Given task:
Repeat every record below exactly, omitting any pictures.

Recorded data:
◆ ◆ ◆ ◆ ◆
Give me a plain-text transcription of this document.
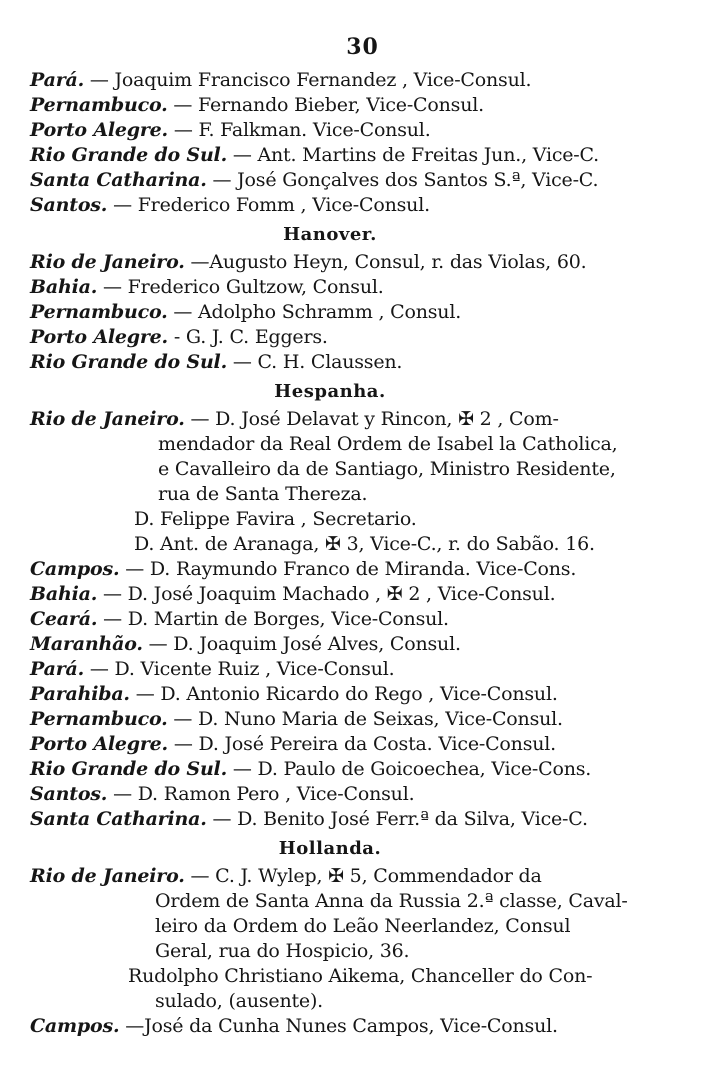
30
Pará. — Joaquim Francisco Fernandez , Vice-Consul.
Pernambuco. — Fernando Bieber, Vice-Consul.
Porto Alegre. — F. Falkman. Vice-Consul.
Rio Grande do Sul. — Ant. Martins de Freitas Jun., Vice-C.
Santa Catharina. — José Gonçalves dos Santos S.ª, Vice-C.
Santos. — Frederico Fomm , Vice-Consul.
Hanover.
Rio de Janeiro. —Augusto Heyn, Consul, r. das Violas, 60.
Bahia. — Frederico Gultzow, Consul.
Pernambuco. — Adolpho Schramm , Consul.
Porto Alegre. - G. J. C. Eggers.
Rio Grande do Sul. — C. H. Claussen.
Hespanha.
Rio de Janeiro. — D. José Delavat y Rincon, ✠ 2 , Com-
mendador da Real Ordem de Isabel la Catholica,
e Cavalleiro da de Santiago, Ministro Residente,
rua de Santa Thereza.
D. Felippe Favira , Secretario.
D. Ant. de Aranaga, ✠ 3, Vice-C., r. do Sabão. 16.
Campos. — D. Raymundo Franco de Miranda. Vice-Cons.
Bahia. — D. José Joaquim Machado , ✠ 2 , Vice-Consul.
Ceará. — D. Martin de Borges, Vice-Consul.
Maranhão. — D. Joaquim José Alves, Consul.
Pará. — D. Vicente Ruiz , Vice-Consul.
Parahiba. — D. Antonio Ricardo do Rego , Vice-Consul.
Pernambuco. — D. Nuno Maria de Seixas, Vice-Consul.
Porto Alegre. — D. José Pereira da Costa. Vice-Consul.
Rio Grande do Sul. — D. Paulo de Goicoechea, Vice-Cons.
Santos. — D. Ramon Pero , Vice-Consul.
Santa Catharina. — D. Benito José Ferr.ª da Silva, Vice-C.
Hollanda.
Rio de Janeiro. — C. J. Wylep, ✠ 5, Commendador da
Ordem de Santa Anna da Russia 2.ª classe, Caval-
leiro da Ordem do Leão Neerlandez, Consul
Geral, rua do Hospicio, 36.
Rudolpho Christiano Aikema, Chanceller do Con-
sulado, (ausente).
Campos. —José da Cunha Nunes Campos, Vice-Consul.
◆ ◆ ◆ ◆ ◆
Complete response:
Give me a plain-text transcription of this document.
30
Pará. — Joaquim Francisco Fernandez , Vice-Consul.
Pernambuco. — Fernando Bieber, Vice-Consul.
Porto Alegre. — F. Falkman. Vice-Consul.
Rio Grande do Sul. — Ant. Martins de Freitas Jun., Vice-C.
Santa Catharina. — José Gonçalves dos Santos S.ª, Vice-C.
Santos. — Frederico Fomm , Vice-Consul.
Hanover.
Rio de Janeiro. —Augusto Heyn, Consul, r. das Violas, 60.
Bahia. — Frederico Gultzow, Consul.
Pernambuco. — Adolpho Schramm , Consul.
Porto Alegre. - G. J. C. Eggers.
Rio Grande do Sul. — C. H. Claussen.
Hespanha.
Rio de Janeiro. — D. José Delavat y Rincon, ✠ 2 , Com-
mendador da Real Ordem de Isabel la Catholica,
e Cavalleiro da de Santiago, Ministro Residente,
rua de Santa Thereza.
D. Felippe Favira , Secretario.
D. Ant. de Aranaga, ✠ 3, Vice-C., r. do Sabão. 16.
Campos. — D. Raymundo Franco de Miranda. Vice-Cons.
Bahia. — D. José Joaquim Machado , ✠ 2 , Vice-Consul.
Ceará. — D. Martin de Borges, Vice-Consul.
Maranhão. — D. Joaquim José Alves, Consul.
Pará. — D. Vicente Ruiz , Vice-Consul.
Parahiba. — D. Antonio Ricardo do Rego , Vice-Consul.
Pernambuco. — D. Nuno Maria de Seixas, Vice-Consul.
Porto Alegre. — D. José Pereira da Costa. Vice-Consul.
Rio Grande do Sul. — D. Paulo de Goicoechea, Vice-Cons.
Santos. — D. Ramon Pero , Vice-Consul.
Santa Catharina. — D. Benito José Ferr.ª da Silva, Vice-C.
Hollanda.
Rio de Janeiro. — C. J. Wylep, ✠ 5, Commendador da
Ordem de Santa Anna da Russia 2.ª classe, Caval-
leiro da Ordem do Leão Neerlandez, Consul
Geral, rua do Hospicio, 36.
Rudolpho Christiano Aikema, Chanceller do Con-
sulado, (ausente).
Campos. —José da Cunha Nunes Campos, Vice-Consul.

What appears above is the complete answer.